• Instructions for the task:
Without the pictures, copy the entries below word for word.

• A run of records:
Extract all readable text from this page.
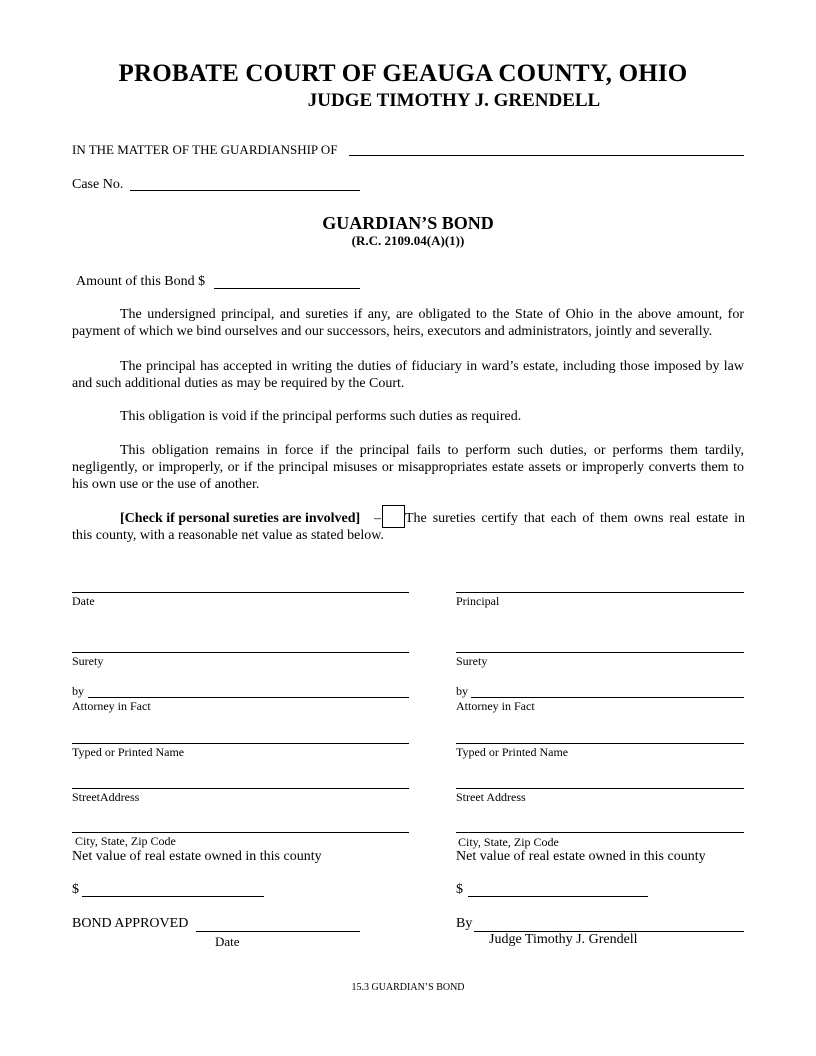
PROBATE COURT OF GEAUGA COUNTY, OHIO
JUDGE TIMOTHY J. GRENDELL
IN THE MATTER OF THE GUARDIANSHIP OF
Case No.
GUARDIAN’S BOND
(R.C. 2109.04(A)(1))
Amount of this Bond $
The undersigned principal, and sureties if any, are obligated to the State of Ohio in the above amount, for payment of which we bind ourselves and our successors, heirs, executors and administrators, jointly and severally.
The principal has accepted in writing the duties of fiduciary in ward’s estate, including those imposed by law and such additional duties as may be required by the Court.
This obligation is void if the principal performs such duties as required.
This obligation remains in force if the principal fails to perform such duties, or performs them tardily, negligently, or improperly, or if the principal misuses or misappropriates estate assets or improperly converts them to his own use or the use of another.
[Check if personal sureties are involved] – The sureties certify that each of them owns real estate in
this county, with a reasonable net value as stated below.
Date
Surety
by
Attorney in Fact
Typed or Printed Name
StreetAddress
City, State, Zip Code
Net value of real estate owned in this county
$
BOND APPROVED
Date
Principal
Surety
by
Attorney in Fact
Typed or Printed Name
Street Address
City, State, Zip Code
Net value of real estate owned in this county
$
By
Judge Timothy J. Grendell
15.3 GUARDIAN’S BOND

• Exercise solution:
Extract all readable text from this page.
PROBATE COURT OF GEAUGA COUNTY, OHIO
JUDGE TIMOTHY J. GRENDELL
IN THE MATTER OF THE GUARDIANSHIP OF
Case No.
GUARDIAN’S BOND
(R.C. 2109.04(A)(1))
Amount of this Bond $
The undersigned principal, and sureties if any, are obligated to the State of Ohio in the above amount, for payment of which we bind ourselves and our successors, heirs, executors and administrators, jointly and severally.
The principal has accepted in writing the duties of fiduciary in ward’s estate, including those imposed by law and such additional duties as may be required by the Court.
This obligation is void if the principal performs such duties as required.
This obligation remains in force if the principal fails to perform such duties, or performs them tardily, negligently, or improperly, or if the principal misuses or misappropriates estate assets or improperly converts them to his own use or the use of another.
[Check if personal sureties are involved] – The sureties certify that each of them owns real estate in
this county, with a reasonable net value as stated below.
Date
Surety
by
Attorney in Fact
Typed or Printed Name
StreetAddress
City, State, Zip Code
Net value of real estate owned in this county
$
BOND APPROVED
Date
Principal
Surety
by
Attorney in Fact
Typed or Printed Name
Street Address
City, State, Zip Code
Net value of real estate owned in this county
$
By
Judge Timothy J. Grendell
15.3 GUARDIAN’S BOND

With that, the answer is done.